Recorded data:
+-------+

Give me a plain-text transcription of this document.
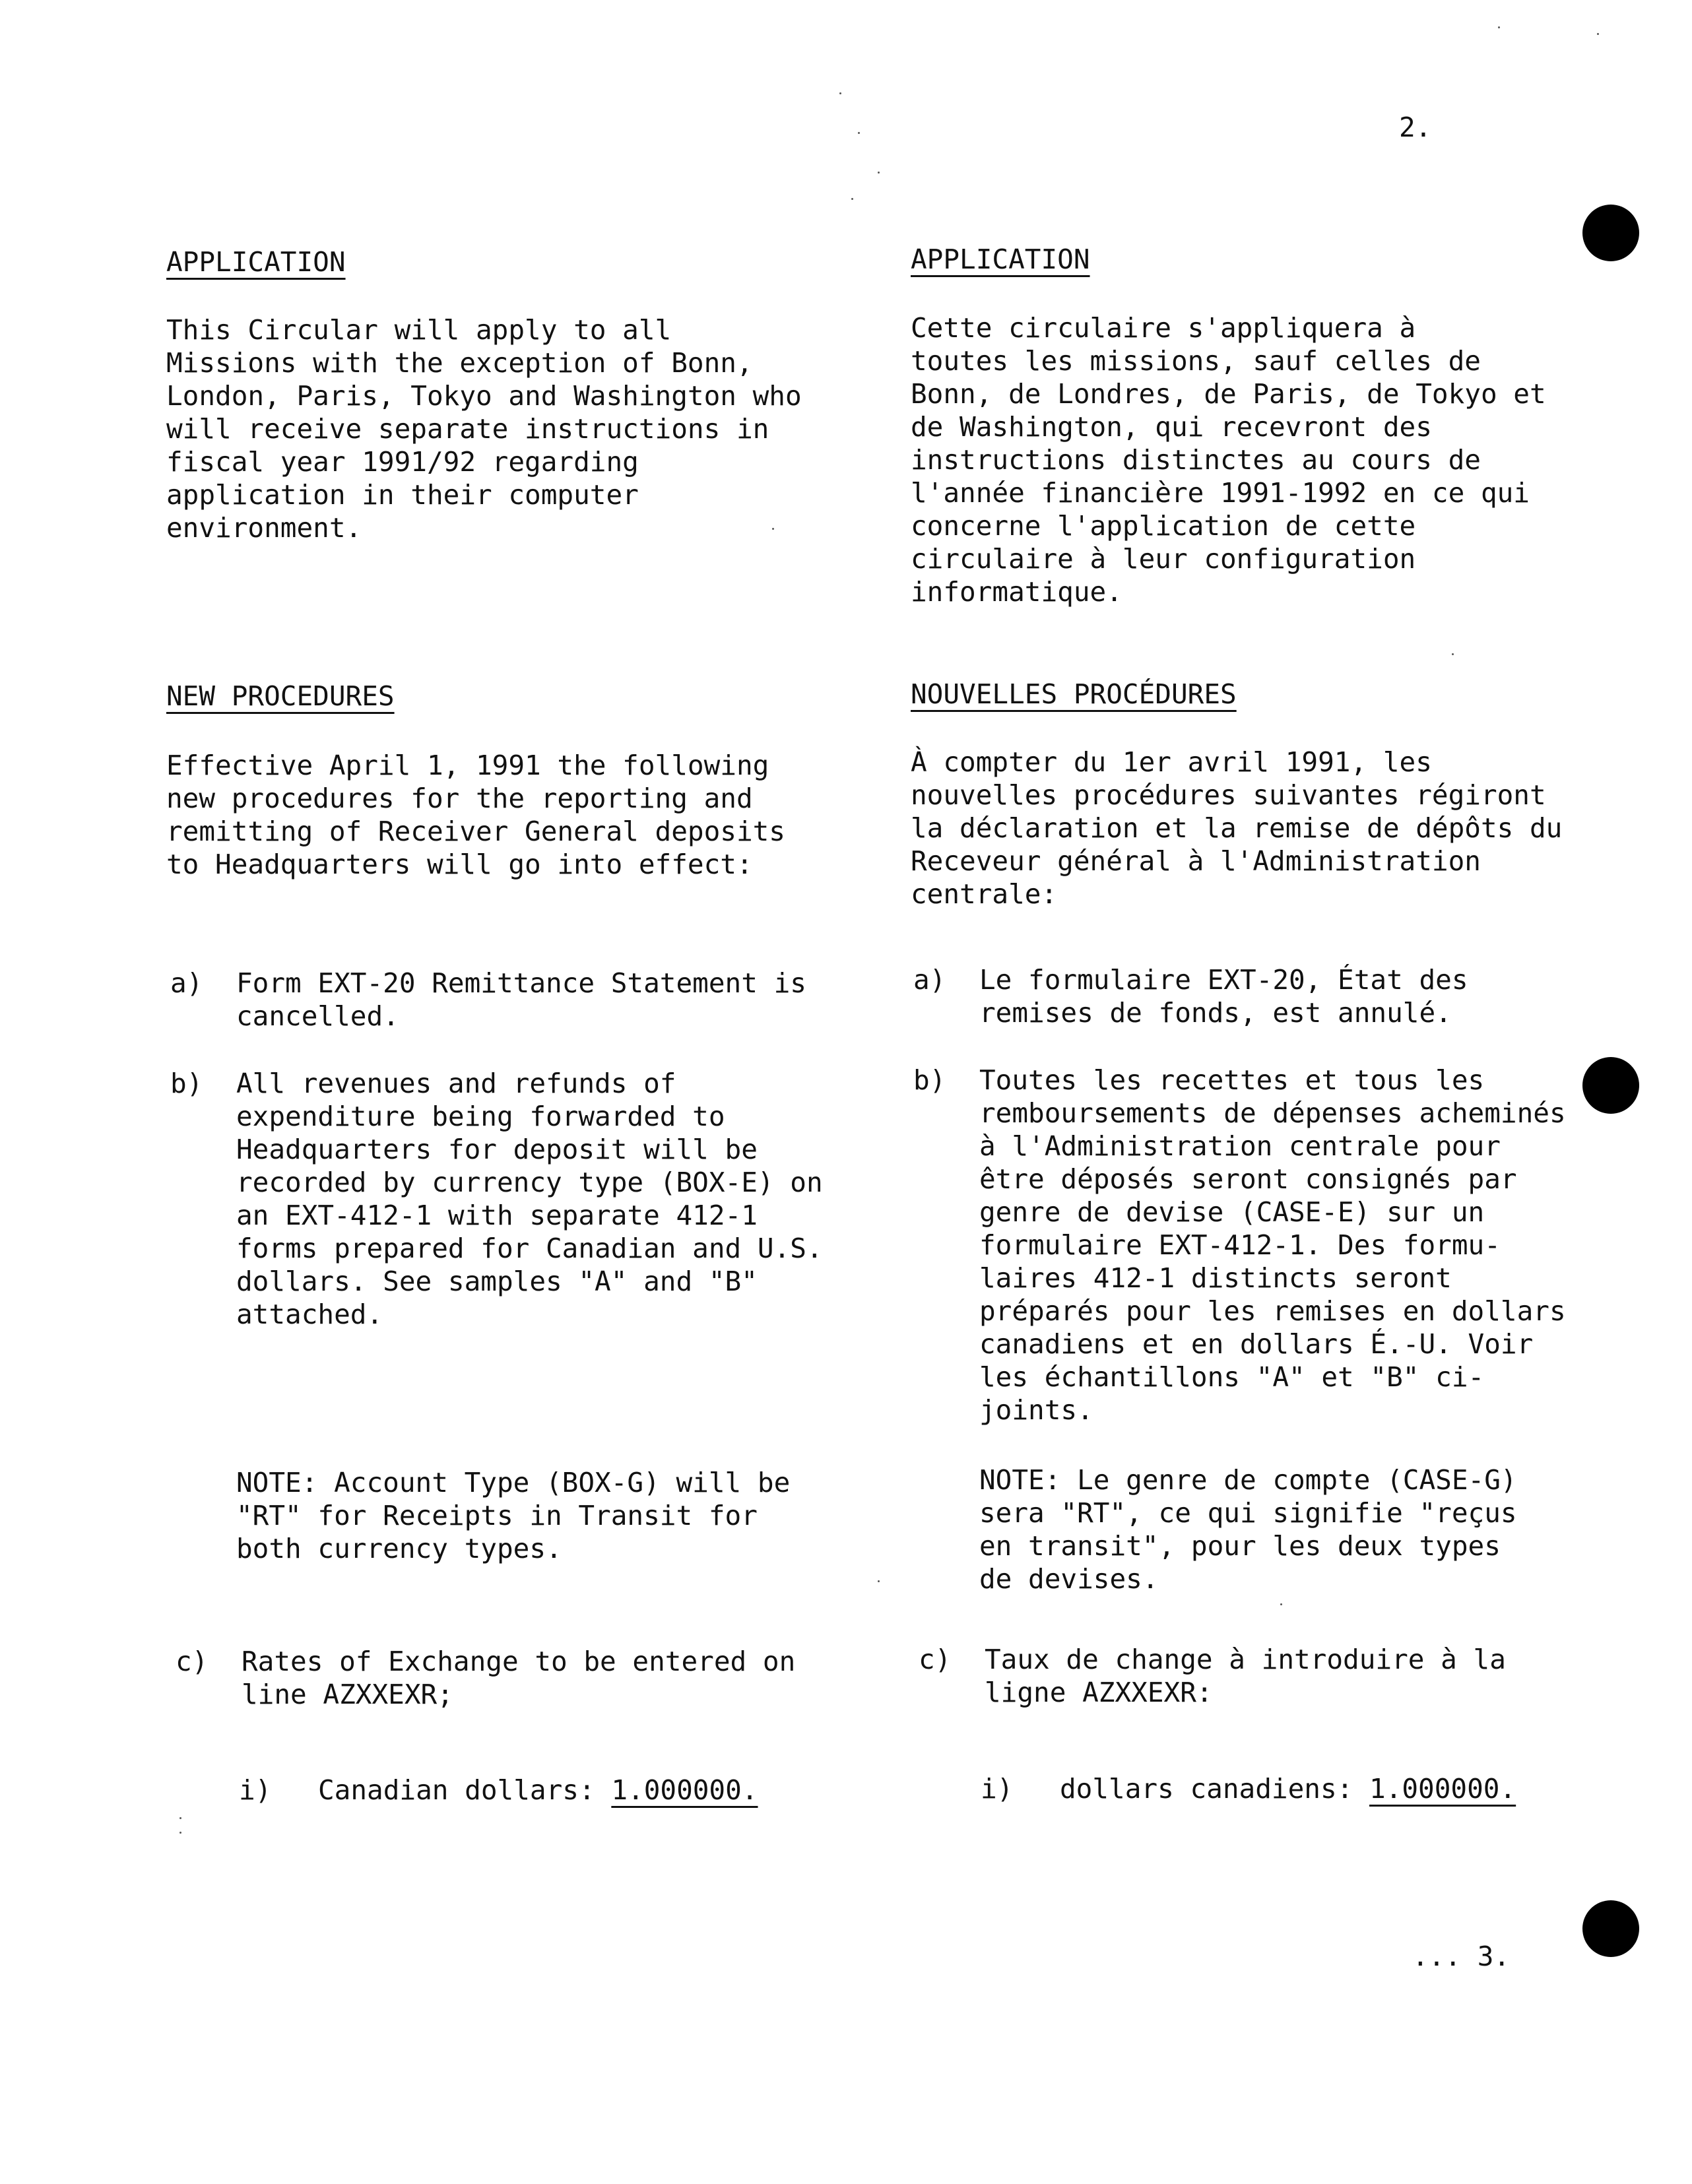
2.
APPLICATION
This Circular will apply to all
Missions with the exception of Bonn,
London, Paris, Tokyo and Washington who
will receive separate instructions in
fiscal year 1991/92 regarding
application in their computer
environment.
NEW PROCEDURES
Effective April 1, 1991 the following
new procedures for the reporting and
remitting of Receiver General deposits
to Headquarters will go into effect:
a)	Form EXT-20 Remittance Statement is
cancelled.
b)	All revenues and refunds of
expenditure being forwarded to
Headquarters for deposit will be
recorded by currency type (BOX-E) on
an EXT-412-1 with separate 412-1
forms prepared for Canadian and U.S.
dollars. See samples "A" and "B"
attached.
NOTE: Account Type (BOX-G) will be
"RT" for Receipts in Transit for
both currency types.
c)	Rates of Exchange to be entered on
line AZXXEXR;
i)	Canadian dollars: 1.000000.
APPLICATION
Cette circulaire s'appliquera à
toutes les missions, sauf celles de
Bonn, de Londres, de Paris, de Tokyo et
de Washington, qui recevront des
instructions distinctes au cours de
l'année financière 1991-1992 en ce qui
concerne l'application de cette
circulaire à leur configuration
informatique.
NOUVELLES PROCÉDURES
À compter du 1er avril 1991, les
nouvelles procédures suivantes régiront
la déclaration et la remise de dépôts du
Receveur général à l'Administration
centrale:
a)	Le formulaire EXT-20, État des
remises de fonds, est annulé.
b)	Toutes les recettes et tous les
remboursements de dépenses acheminés
à l'Administration centrale pour
être déposés seront consignés par
genre de devise (CASE-E) sur un
formulaire EXT-412-1. Des formu-
laires 412-1 distincts seront
préparés pour les remises en dollars
canadiens et en dollars É.-U. Voir
les échantillons "A" et "B" ci-
joints.
NOTE: Le genre de compte (CASE-G)
sera "RT", ce qui signifie "reçus
en transit", pour les deux types
de devises.
c)	Taux de change à introduire à la
ligne AZXXEXR:
i)	dollars canadiens: 1.000000.
... 3.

+-------+

Among the lines of the material above, how many include the string "Tokyo"? Report only that number.

> **FULL ANSWER**: 2